Task objective:
Type out the material below exactly.

Rows:
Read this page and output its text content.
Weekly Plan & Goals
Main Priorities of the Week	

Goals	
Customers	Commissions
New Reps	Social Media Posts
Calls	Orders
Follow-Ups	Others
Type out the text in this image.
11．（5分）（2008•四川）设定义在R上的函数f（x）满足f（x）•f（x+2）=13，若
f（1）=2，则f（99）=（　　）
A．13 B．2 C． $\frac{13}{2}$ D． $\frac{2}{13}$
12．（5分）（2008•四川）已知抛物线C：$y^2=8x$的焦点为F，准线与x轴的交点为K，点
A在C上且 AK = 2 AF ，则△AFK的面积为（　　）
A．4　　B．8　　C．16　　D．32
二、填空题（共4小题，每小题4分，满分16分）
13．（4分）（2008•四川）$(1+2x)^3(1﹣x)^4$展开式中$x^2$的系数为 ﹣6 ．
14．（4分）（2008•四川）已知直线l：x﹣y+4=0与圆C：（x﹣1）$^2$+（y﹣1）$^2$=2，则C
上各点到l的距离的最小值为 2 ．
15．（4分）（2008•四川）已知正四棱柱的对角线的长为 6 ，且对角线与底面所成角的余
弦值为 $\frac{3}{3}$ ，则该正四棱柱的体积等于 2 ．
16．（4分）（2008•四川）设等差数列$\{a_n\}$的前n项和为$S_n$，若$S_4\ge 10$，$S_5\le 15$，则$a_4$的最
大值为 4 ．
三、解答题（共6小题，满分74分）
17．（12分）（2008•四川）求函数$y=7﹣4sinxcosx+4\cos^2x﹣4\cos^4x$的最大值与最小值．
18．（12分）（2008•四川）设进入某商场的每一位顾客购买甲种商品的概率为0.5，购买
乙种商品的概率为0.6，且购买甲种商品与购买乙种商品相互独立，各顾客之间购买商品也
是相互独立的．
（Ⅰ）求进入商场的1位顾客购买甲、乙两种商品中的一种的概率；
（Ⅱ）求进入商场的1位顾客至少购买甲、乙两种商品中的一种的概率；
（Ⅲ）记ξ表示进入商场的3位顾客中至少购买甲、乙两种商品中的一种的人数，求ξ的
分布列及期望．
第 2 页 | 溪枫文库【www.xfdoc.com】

The response:
Read this page and output its text content.
Weekly Plan & Goals
Main Priorities of the Week	

Goals	
Customers	Commissions
New Reps	Social Media Posts
Calls	Orders
Follow-Ups	Others
Type out the text in this image.
11．（5分）（2008•四川）设定义在R上的函数f（x）满足f（x）•f（x+2）=13，若
f（1）=2，则f（99）=（　　）
A．13 B．2 C． $\frac{13}{2}$ D． $\frac{2}{13}$
12．（5分）（2008•四川）已知抛物线C：$y^2=8x$的焦点为F，准线与x轴的交点为K，点
A在C上且 AK = 2 AF ，则△AFK的面积为（　　）
A．4　　B．8　　C．16　　D．32
二、填空题（共4小题，每小题4分，满分16分）
13．（4分）（2008•四川）$(1+2x)^3(1﹣x)^4$展开式中$x^2$的系数为 ﹣6 ．
14．（4分）（2008•四川）已知直线l：x﹣y+4=0与圆C：（x﹣1）$^2$+（y﹣1）$^2$=2，则C
上各点到l的距离的最小值为 2 ．
15．（4分）（2008•四川）已知正四棱柱的对角线的长为 6 ，且对角线与底面所成角的余
弦值为 $\frac{3}{3}$ ，则该正四棱柱的体积等于 2 ．
16．（4分）（2008•四川）设等差数列$\{a_n\}$的前n项和为$S_n$，若$S_4\ge 10$，$S_5\le 15$，则$a_4$的最
大值为 4 ．
三、解答题（共6小题，满分74分）
17．（12分）（2008•四川）求函数$y=7﹣4sinxcosx+4\cos^2x﹣4\cos^4x$的最大值与最小值．
18．（12分）（2008•四川）设进入某商场的每一位顾客购买甲种商品的概率为0.5，购买
乙种商品的概率为0.6，且购买甲种商品与购买乙种商品相互独立，各顾客之间购买商品也
是相互独立的．
（Ⅰ）求进入商场的1位顾客购买甲、乙两种商品中的一种的概率；
（Ⅱ）求进入商场的1位顾客至少购买甲、乙两种商品中的一种的概率；
（Ⅲ）记ξ表示进入商场的3位顾客中至少购买甲、乙两种商品中的一种的人数，求ξ的
分布列及期望．
第 2 页 | 溪枫文库【www.xfdoc.com】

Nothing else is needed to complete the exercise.